MATERIAL TO PROCESS:
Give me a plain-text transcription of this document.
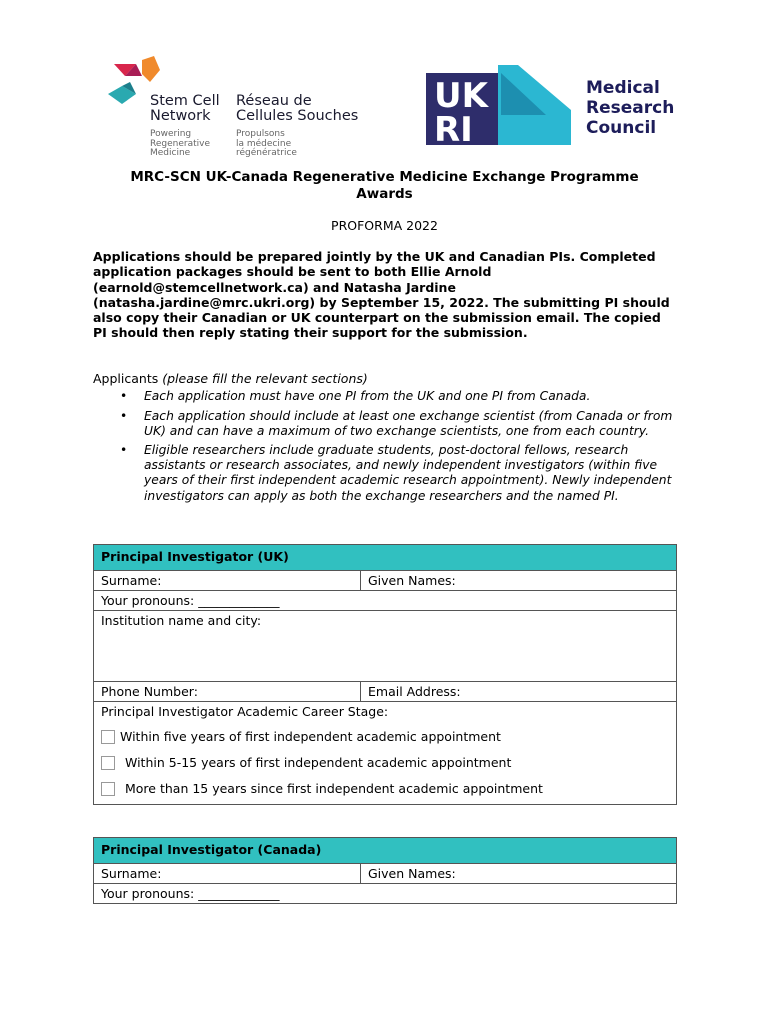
Stem Cell
Network
Réseau de
Cellules Souches
Powering
Regenerative
Medicine
Propulsons
la médecine
régénératrice
UK
RI
Medical
Research
Council
MRC-SCN UK-Canada Regenerative Medicine Exchange Programme
Awards
PROFORMA 2022
Applications should be prepared jointly by the UK and Canadian PIs. Completed application packages should be sent to both Ellie Arnold (earnold@stemcellnetwork.ca) and Natasha Jardine (natasha.jardine@mrc.ukri.org) by September 15, 2022. The submitting PI should also copy their Canadian or UK counterpart on the submission email. The copied PI should then reply stating their support for the submission.
Applicants (please fill the relevant sections)
• Each application must have one PI from the UK and one PI from Canada.
• Each application should include at least one exchange scientist (from Canada or from UK) and can have a maximum of two exchange scientists, one from each country.
• Eligible researchers include graduate students, post-doctoral fellows, research assistants or research associates, and newly independent investigators (within five years of their first independent academic research appointment). Newly independent investigators can apply as both the exchange researchers and the named PI.
Principal Investigator (UK)	
Surname:	Given Names:
Your pronouns: _____________	
Institution name and city:	
Phone Number:	Email Address:

Principal Investigator Academic Career Stage:
Within five years of first independent academic appointment
Within 5-15 years of first independent academic appointment
More than 15 years since first independent academic appointment	
Principal Investigator (Canada)
Surname:	Given Names:
Your pronouns: _____________
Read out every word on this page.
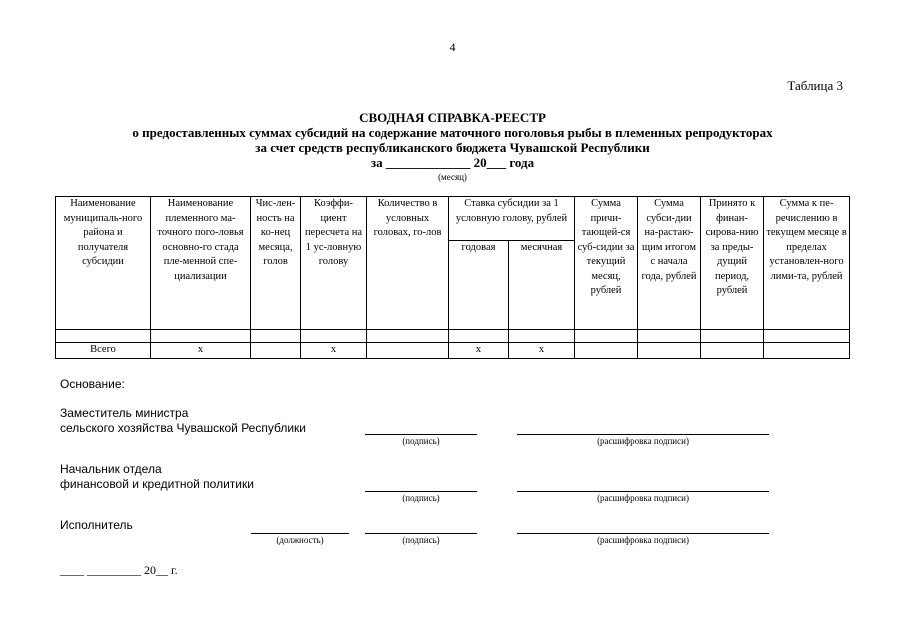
4
Таблица 3
СВОДНАЯ СПРАВКА-РЕЕСТР
о предоставленных суммах субсидий на содержание маточного поголовья рыбы в племенных репродукторах
за счет средств республиканского бюджета Чувашской Республики
за _____________ 20___ года
(месяц)
Наименование муниципаль-ного района и получателя субсидии	Наименование племенного ма-точного пого-ловья основно-го стада пле-менной спе-циализации	Чис-лен-ность на ко-нец месяца, голов	Коэффи-циент пересчета на 1 ус-ловную голову	Количество в условных головах, го-лов	Ставка субсидии за 1 условную голову, рублей		Сумма причи-тающей-ся суб-сидии за текущий месяц, рублей	Сумма субси-дии на-растаю-щим итогом с начала года, рублей	Принято к финан-сирова-нию за преды-дущий период, рублей	Сумма к пе-речислению в текущем месяце в пределах установлен-ного лими-та, рублей
					годовая	месячная				

Всего	х		х		х	х				
Основание:
Заместитель министра
сельского хозяйства Чувашской Республики
(подпись)	(расшифровка подписи)
Начальник отдела
финансовой и кредитной политики
(подпись)	(расшифровка подписи)
Исполнитель
(должность)	(подпись)	(расшифровка подписи)
____ _________ 20__ г.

WRITTEN PROBLEM: Extract every line above that contains the word "independent".

THE RESULT:
• Eligible researchers include graduate students, post-doctoral fellows, research assistants or research associates, and newly independent investigators (within five years of their first independent academic research appointment). Newly independent investigators can apply as both the exchange researchers and the named PI.
Within five years of first independent academic appointment
Within 5-15 years of first independent academic appointment
More than 15 years since first independent academic appointment	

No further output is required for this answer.